(Excerpt from a dataset)
┌────────
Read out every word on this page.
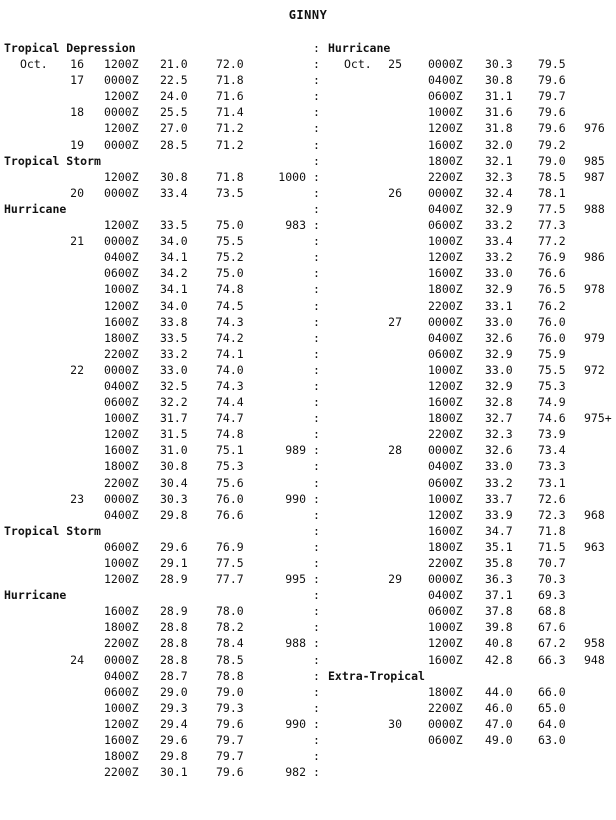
GINNY
Tropical Depression
Oct.	16 1200Z 21.0 72.0
17 0000Z 22.5 71.8
1200Z 24.0 71.6
18 0000Z 25.5 71.4
1200Z 27.0 71.2
19 0000Z 28.5 71.2
Tropical Storm
1200Z 30.8 71.8	1000
20 0000Z 33.4 73.5
Hurricane
1200Z 33.5 75.0	983
21 0000Z 34.0 75.5
0400Z 34.1 75.2
0600Z 34.2 75.0
1000Z 34.1 74.8
1200Z 34.0 74.5
1600Z 33.8 74.3
1800Z 33.5 74.2
2200Z 33.2 74.1
22 0000Z 33.0 74.0
0400Z 32.5 74.3
0600Z 32.2 74.4
1000Z 31.7 74.7
1200Z 31.5 74.8
1600Z 31.0 75.1	989
1800Z 30.8 75.3
2200Z 30.4 75.6
23 0000Z 30.3 76.0	990
0400Z 29.8 76.6
Tropical Storm
0600Z 29.6 76.9
1000Z 29.1 77.5
1200Z 28.9 77.7	995
Hurricane
1600Z 28.9 78.0
1800Z 28.8 78.2
2200Z 28.8 78.4	988
24 0000Z 28.8 78.5
0400Z 28.7 78.8
0600Z 29.0 79.0
1000Z 29.3 79.3
1200Z 29.4 79.6	990
1600Z 29.6 79.7
1800Z 29.8 79.7
2200Z 30.1 79.6	982
:
:
:
:
:
:
:
:
:
:
:
:
:
:
:
:
:
:
:
:
:
:
:
:
:
:
:
:
:
:
:
:
:
:
:
:
:
:
:
:
:
:
:
:
:
:
Hurricane
Oct.	25 0000Z 30.3 79.5
0400Z 30.8 79.6
0600Z 31.1 79.7
1000Z 31.6 79.6
1200Z 31.8 79.6 976
1600Z 32.0 79.2
1800Z 32.1 79.0 985
2200Z 32.3 78.5 987
26 0000Z 32.4 78.1
0400Z 32.9 77.5 988
0600Z 33.2 77.3
1000Z 33.4 77.2
1200Z 33.2 76.9 986
1600Z 33.0 76.6
1800Z 32.9 76.5 978
2200Z 33.1 76.2
27 0000Z 33.0 76.0
0400Z 32.6 76.0 979
0600Z 32.9 75.9
1000Z 33.0 75.5 972
1200Z 32.9 75.3
1600Z 32.8 74.9
1800Z 32.7 74.6 975+
2200Z 32.3 73.9
28 0000Z 32.6 73.4
0400Z 33.0 73.3
0600Z 33.2 73.1
1000Z 33.7 72.6
1200Z 33.9 72.3 968
1600Z 34.7 71.8
1800Z 35.1 71.5 963
2200Z 35.8 70.7
29 0000Z 36.3 70.3
0400Z 37.1 69.3
0600Z 37.8 68.8
1000Z 39.8 67.6
1200Z 40.8 67.2 958
1600Z 42.8 66.3 948
Extra-Tropical
1800Z 44.0 66.0
2200Z 46.0 65.0
30 0000Z 47.0 64.0
0600Z 49.0 63.0
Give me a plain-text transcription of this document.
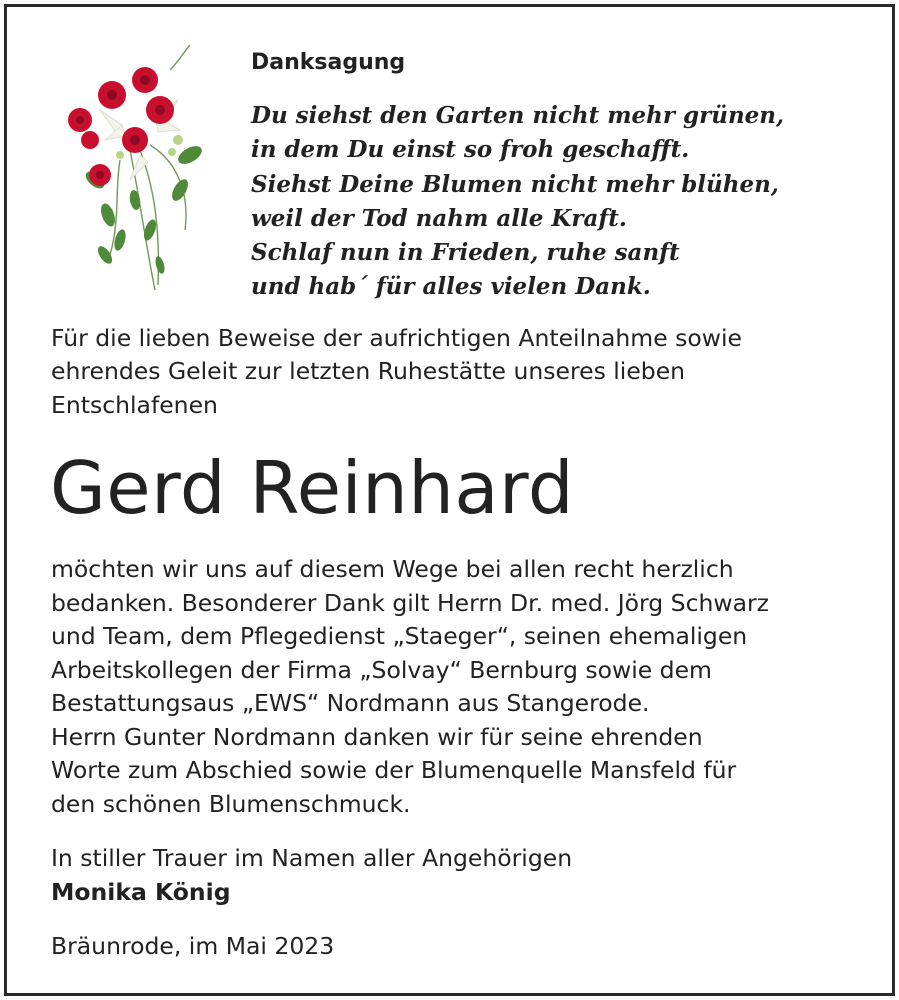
Danksagung
Du siehst den Garten nicht mehr grünen,
in dem Du einst so froh geschafft.
Siehst Deine Blumen nicht mehr blühen,
weil der Tod nahm alle Kraft.
Schlaf nun in Frieden, ruhe sanft
und hab´ für alles vielen Dank.
Für die lieben Beweise der aufrichtigen Anteilnahme sowie
ehrendes Geleit zur letzten Ruhestätte unseres lieben
Entschlafenen
Gerd Reinhard
möchten wir uns auf diesem Wege bei allen recht herzlich
bedanken. Besonderer Dank gilt Herrn Dr. med. Jörg Schwarz
und Team, dem Pflegedienst „Staeger“, seinen ehemaligen
Arbeitskollegen der Firma „Solvay“ Bernburg sowie dem
Bestattungsaus „EWS“ Nordmann aus Stangerode.
Herrn Gunter Nordmann danken wir für seine ehrenden
Worte zum Abschied sowie der Blumenquelle Mansfeld für
den schönen Blumenschmuck.
In stiller Trauer im Namen aller Angehörigen
Monika König
Bräunrode, im Mai 2023
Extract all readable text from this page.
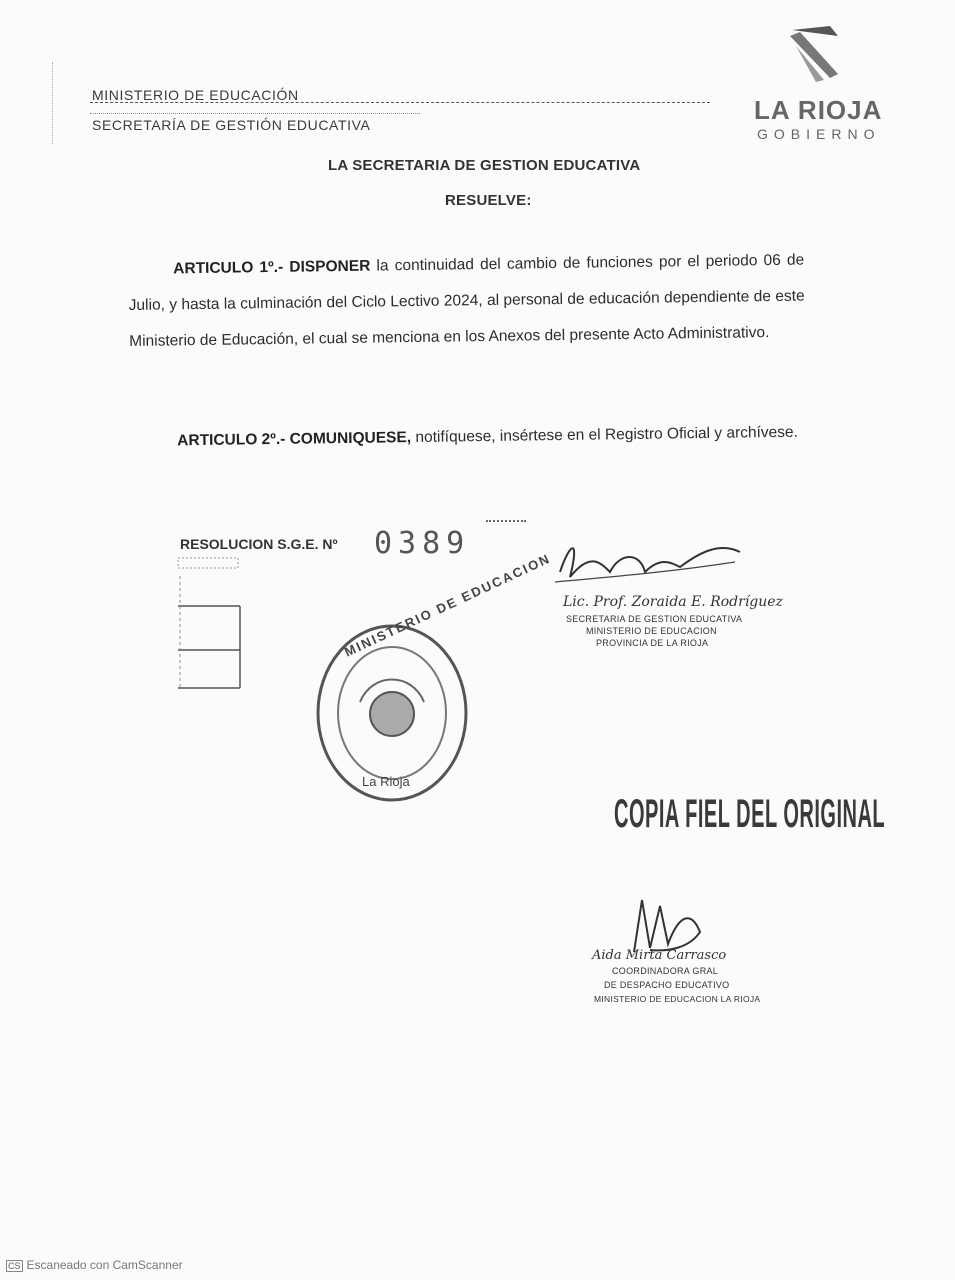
MINISTERIO DE EDUCACIÓN
SECRETARÍA DE GESTIÓN EDUCATIVA	LA RIOJA
GOBIERNO
LA SECRETARIA DE GESTION EDUCATIVA
RESUELVE:
ARTICULO 1º.- DISPONER la continuidad del cambio de funciones por el periodo 06 de Julio, y hasta la culminación del Ciclo Lectivo 2024, al personal de educación dependiente de este Ministerio de Educación, el cual se menciona en los Anexos del presente Acto Administrativo.
ARTICULO 2º.- COMUNIQUESE, notifíquese, insértese en el Registro Oficial y archívese.
RESOLUCION S.G.E. Nº 0389
Lic. Prof. Zoraida E. Rodríguez
SECRETARIA DE GESTION EDUCATIVA
MINISTERIO DE EDUCACION
PROVINCIA DE LA RIOJA
MINISTERIO DE EDUCACION
La Rioja
COPIA FIEL DEL ORIGINAL
Aida Mirta Carrasco
COORDINADORA GRAL
DE DESPACHO EDUCATIVO
MINISTERIO DE EDUCACION LA RIOJA
CS Escaneado con CamScanner
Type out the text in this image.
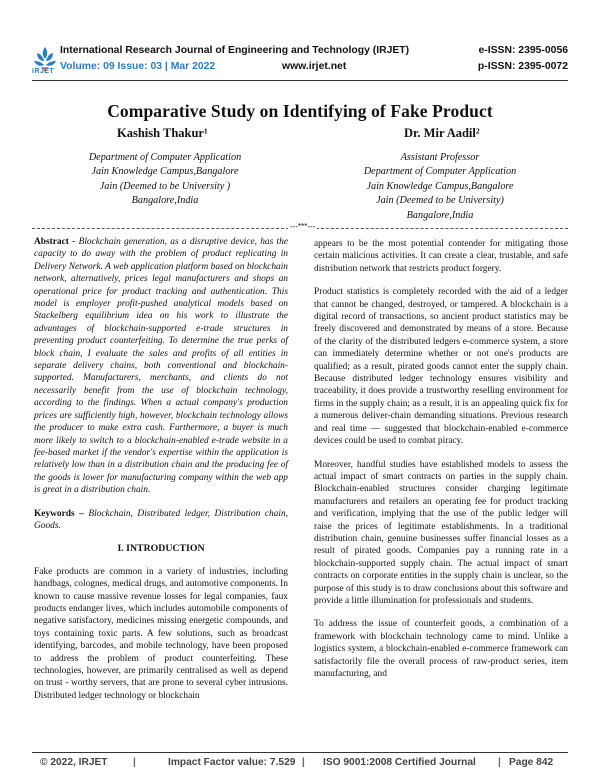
IRJET
International Research Journal of Engineering and Technology (IRJET)
Volume: 09 Issue: 03 | Mar 2022	www.irjet.net
e-ISSN: 2395-0056
p-ISSN: 2395-0072
Comparative Study on Identifying of Fake Product
Kashish Thakur¹	Dr. Mir Aadil²
Department of Computer Application
Jain Knowledge Campus,Bangalore
Jain (Deemed to be University )
Bangalore,India
Assistant Professor
Department of Computer Application
Jain Knowledge Campus,Bangalore
Jain (Deemed to be University)
Bangalore,India
---***---

Abstract - Blockchain generation, as a disruptive device, has the capacity to do away with the problem of product replicating in Delivery Network. A web application platform based on blockchain network, alternatively, prices legal manufacturers and shops an operational price for product tracking and authentication. This model is employer profit-pushed analytical models based on Stackelberg equilibrium idea on his work to illustrate the advantages of blockchain-supported e-trade structures in preventing product counterfeiting. To determine the true perks of block chain, I evaluate the sales and profits of all entities in separate delivery chains, both conventional and blockchain-supported. Manufacturers, merchants, and clients do not necessarily benefit from the use of blockchain technology, according to the findings. When a actual company's production prices are sufficiently high, however, blockchain technology allows the producer to make extra cash. Furthermore, a buyer is much more likely to switch to a blockchain-enabled e-trade website in a fee-based market if the vendor's expertise within the application is relatively low than in a distribution chain and the producing fee of the goods is lower for manufacturing company within the web app is great in a distribution chain.

Keywords – Blockchain, Distributed ledger, Distribution chain, Goods.

I. INTRODUCTION

Fake products are common in a variety of industries, including handbags, colognes, medical drugs, and automotive components. In known to cause massive revenue losses for legal companies, faux products endanger lives, which includes automobile components of negative satisfactory, medicines missing energetic compounds, and toys containing toxic parts. A few solutions, such as broadcast identifying, barcodes, and mobile technology, have been proposed to address the problem of product counterfeiting. These technologies, however, are primarily centralised as well as depend on trust - worthy servers, that are prone to several cyber intrusions. Distributed ledger technology or blockchain

appears to be the most potential contender for mitigating those certain malicious activities. It can create a clear, trustable, and safe distribution network that restricts product forgery.

Product statistics is completely recorded with the aid of a ledger that cannot be changed, destroyed, or tampered. A blockchain is a digital record of transactions, so ancient product statistics may be freely discovered and demonstrated by means of a store. Because of the clarity of the distributed ledgers e-commerce system, a store can immediately determine whether or not one's products are qualified; as a result, pirated goods cannot enter the supply chain. Because distributed ledger technology ensures visibility and traceability, it does provide a trustworthy reselling environment for firms in the supply chain; as a result, it is an appealing quick fix for a numerous deliver-chain demanding situations. Previous research and real time — suggested that blockchain-enabled e-commerce devices could be used to combat piracy.

Moreover, handful studies have established models to assess the actual impact of smart contracts on parties in the supply chain. Blockchain-enabled structures consider charging legitimate manufacturers and retailers an operating fee for product tracking and verification, implying that the use of the public ledger will raise the prices of legitimate establishments. In a traditional distribution chain, genuine businesses suffer financial losses as a result of pirated goods. Companies pay a running rate in a blockchain-supported supply chain. The actual impact of smart contracts on corporate entities in the supply chain is unclear, so the purpose of this study is to draw conclusions about this software and provide a little illumination for professionals and students.

To address the issue of counterfeit goods, a combination of a framework with blockchain technology came to mind. Unlike a logistics system, a blockchain-enabled e-commerce framework can satisfactorily file the overall process of raw-product series, item manufacturing, and

© 2022, IRJET |	Impact Factor value: 7.529 | ISO 9001:2008 Certified Journal | Page 842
└────────
## AIM OF THE EXERCISE
Find the string "GESTION" in the entries above and return each line that holds it.

## ANSWER TO THIS TASK
LA SECRETARIA DE GESTION EDUCATIVA
SECRETARIA DE GESTION EDUCATIVA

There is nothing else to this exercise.